• _Written exercise_: Determine how many lines include the word "image", then give that number and nothing more.

• _Records to process_:
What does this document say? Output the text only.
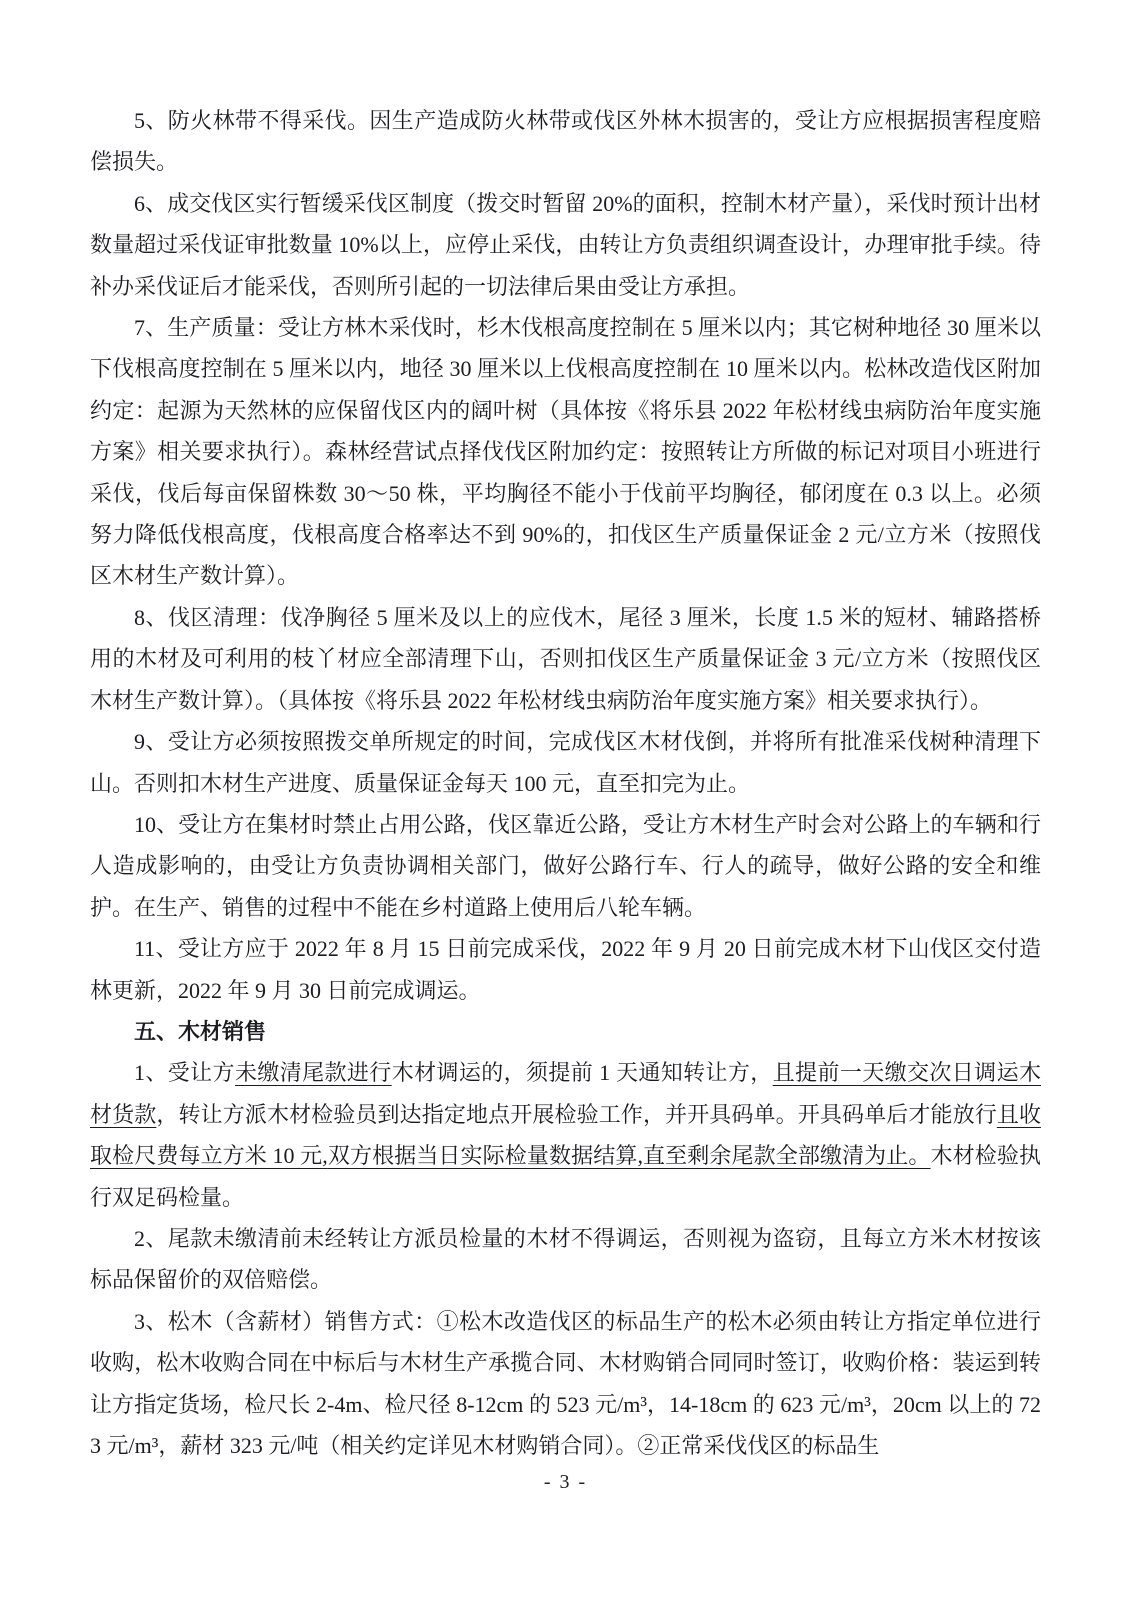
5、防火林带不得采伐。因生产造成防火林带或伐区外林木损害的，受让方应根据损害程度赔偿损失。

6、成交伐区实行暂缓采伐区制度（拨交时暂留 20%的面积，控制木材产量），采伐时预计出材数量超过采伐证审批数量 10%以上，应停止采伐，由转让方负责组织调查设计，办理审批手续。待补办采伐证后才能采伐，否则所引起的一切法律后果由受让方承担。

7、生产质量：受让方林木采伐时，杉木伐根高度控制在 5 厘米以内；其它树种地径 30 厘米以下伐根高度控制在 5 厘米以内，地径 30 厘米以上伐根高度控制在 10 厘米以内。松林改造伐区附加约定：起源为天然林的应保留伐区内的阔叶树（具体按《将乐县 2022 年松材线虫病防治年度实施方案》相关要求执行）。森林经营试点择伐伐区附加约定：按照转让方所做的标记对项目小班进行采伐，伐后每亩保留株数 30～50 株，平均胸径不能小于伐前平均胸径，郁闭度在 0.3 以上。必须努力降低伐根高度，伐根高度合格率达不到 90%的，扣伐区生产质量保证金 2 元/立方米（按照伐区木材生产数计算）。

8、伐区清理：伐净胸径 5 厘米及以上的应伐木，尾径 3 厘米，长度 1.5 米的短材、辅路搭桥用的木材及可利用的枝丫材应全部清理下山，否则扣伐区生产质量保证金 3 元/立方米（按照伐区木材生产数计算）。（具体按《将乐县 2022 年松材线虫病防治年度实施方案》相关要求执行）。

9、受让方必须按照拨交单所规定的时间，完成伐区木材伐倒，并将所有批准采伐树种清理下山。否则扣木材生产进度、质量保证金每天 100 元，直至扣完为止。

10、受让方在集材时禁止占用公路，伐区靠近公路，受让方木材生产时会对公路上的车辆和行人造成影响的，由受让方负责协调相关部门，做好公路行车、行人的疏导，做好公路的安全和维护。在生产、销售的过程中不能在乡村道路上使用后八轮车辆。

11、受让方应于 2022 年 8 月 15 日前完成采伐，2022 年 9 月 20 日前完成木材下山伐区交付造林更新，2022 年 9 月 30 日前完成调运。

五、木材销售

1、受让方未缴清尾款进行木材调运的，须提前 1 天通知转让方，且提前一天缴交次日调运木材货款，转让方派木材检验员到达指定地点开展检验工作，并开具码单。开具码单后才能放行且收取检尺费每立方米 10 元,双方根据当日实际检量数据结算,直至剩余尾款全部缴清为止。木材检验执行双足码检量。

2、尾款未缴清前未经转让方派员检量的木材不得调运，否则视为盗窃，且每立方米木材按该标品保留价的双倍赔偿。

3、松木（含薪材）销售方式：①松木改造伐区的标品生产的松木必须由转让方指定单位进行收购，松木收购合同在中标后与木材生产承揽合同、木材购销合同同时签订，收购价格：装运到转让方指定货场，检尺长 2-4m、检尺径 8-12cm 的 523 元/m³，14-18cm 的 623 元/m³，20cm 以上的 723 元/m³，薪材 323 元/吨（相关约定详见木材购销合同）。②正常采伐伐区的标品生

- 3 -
==
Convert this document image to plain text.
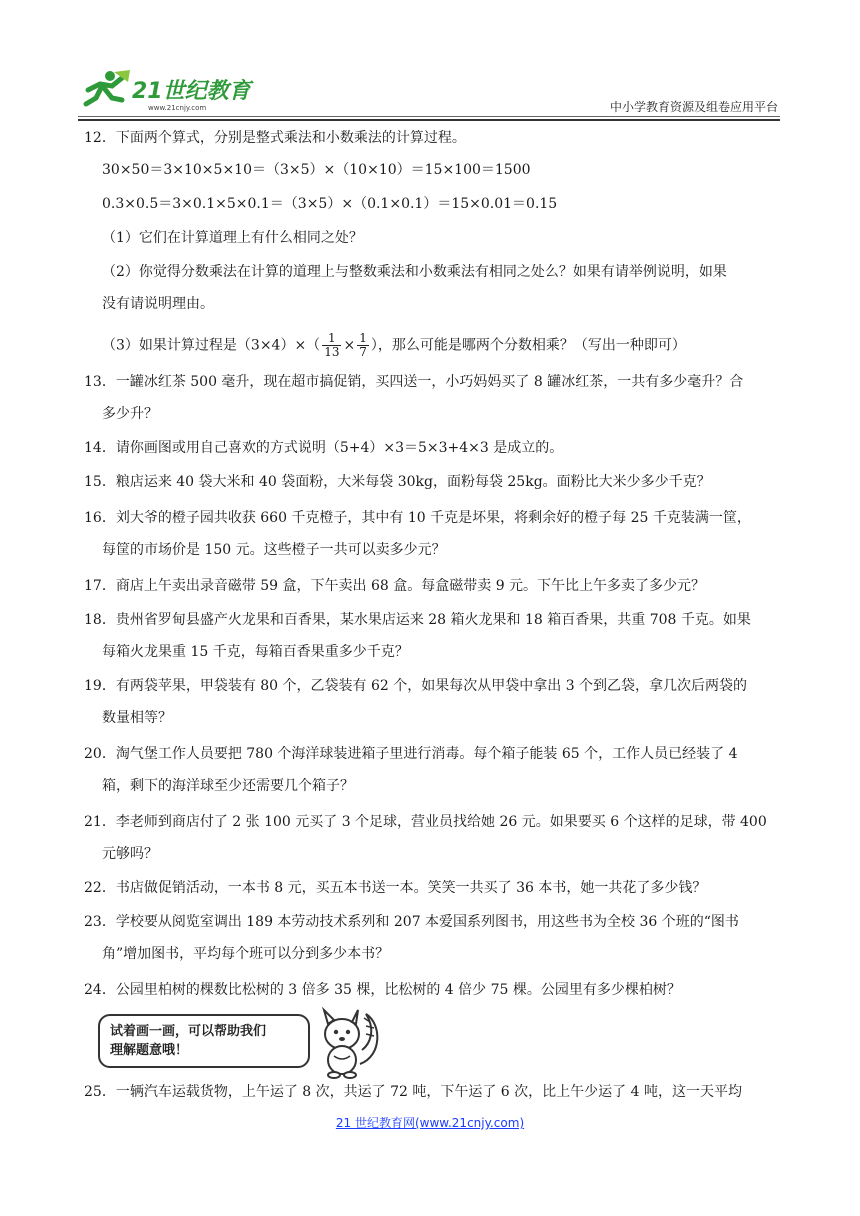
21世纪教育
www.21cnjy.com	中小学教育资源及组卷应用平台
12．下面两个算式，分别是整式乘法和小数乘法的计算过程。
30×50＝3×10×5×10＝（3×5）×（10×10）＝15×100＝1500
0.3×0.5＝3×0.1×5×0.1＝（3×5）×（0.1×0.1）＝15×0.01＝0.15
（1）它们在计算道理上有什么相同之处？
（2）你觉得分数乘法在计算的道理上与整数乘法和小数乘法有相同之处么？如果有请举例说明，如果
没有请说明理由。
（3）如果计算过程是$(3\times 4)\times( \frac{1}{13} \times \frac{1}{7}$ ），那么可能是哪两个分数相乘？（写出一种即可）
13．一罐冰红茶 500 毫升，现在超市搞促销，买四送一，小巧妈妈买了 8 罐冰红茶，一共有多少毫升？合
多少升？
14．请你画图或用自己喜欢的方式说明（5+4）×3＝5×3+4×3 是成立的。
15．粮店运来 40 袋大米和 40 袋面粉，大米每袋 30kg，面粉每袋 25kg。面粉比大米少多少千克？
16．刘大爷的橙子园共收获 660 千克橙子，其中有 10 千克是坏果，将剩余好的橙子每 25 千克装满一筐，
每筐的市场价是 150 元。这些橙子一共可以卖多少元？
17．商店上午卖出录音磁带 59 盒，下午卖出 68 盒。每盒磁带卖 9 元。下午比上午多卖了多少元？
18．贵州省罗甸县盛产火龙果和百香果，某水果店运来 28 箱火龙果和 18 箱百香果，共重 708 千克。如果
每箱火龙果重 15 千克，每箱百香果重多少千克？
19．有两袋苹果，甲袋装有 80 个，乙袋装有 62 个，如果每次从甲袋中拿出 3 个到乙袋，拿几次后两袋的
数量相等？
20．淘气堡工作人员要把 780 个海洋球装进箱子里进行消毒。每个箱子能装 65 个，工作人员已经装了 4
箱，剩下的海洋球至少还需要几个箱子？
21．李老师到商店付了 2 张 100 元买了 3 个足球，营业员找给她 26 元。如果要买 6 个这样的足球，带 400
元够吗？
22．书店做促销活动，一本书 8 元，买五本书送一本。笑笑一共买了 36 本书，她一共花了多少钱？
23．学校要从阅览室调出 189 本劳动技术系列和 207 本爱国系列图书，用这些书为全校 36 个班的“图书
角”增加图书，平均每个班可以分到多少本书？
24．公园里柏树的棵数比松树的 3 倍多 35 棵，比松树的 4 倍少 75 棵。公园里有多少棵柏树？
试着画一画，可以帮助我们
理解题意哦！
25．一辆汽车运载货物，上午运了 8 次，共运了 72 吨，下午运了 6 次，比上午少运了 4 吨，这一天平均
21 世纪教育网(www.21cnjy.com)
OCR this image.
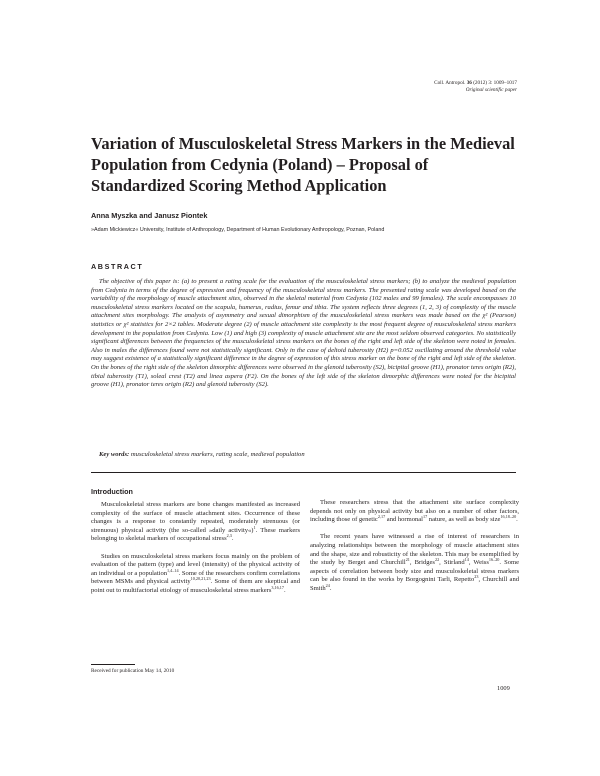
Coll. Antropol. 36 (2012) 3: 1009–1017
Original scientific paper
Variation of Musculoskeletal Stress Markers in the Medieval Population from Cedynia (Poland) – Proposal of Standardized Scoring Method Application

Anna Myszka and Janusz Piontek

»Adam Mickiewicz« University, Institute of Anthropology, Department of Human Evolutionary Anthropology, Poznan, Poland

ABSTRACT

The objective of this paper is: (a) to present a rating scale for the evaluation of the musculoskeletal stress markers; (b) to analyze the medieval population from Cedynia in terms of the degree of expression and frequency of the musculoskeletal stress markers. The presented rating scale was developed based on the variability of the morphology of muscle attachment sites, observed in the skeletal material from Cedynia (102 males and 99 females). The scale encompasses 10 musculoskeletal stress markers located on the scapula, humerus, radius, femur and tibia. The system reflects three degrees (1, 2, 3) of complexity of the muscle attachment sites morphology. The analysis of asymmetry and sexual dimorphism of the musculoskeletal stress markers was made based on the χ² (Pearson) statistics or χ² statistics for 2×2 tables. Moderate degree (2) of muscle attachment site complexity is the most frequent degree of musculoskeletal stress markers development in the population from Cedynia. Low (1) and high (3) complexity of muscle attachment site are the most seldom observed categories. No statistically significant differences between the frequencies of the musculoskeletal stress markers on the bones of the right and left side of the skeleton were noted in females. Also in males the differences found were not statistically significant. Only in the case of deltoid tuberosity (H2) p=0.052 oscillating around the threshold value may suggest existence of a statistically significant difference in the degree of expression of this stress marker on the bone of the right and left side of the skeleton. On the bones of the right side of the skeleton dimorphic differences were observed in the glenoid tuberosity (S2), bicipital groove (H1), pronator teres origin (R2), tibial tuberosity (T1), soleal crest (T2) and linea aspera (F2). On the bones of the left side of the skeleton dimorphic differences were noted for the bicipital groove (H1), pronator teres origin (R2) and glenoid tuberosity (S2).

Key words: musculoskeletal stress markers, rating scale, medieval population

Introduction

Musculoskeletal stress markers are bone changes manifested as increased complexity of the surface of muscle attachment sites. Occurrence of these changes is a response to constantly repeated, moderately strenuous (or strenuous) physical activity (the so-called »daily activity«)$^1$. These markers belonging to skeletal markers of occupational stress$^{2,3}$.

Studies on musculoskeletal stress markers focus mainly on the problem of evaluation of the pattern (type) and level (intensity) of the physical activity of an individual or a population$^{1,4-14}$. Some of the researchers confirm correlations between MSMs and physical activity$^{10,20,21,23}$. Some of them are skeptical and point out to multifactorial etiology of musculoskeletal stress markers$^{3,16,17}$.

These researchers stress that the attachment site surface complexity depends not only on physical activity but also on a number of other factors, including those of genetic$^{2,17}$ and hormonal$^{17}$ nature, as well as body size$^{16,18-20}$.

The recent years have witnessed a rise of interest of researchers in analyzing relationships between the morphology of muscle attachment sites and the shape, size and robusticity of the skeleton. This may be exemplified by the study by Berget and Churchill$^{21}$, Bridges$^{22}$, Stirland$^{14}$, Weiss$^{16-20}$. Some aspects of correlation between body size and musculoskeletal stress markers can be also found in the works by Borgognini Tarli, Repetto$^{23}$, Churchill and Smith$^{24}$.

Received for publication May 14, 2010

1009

• _Task result_: 2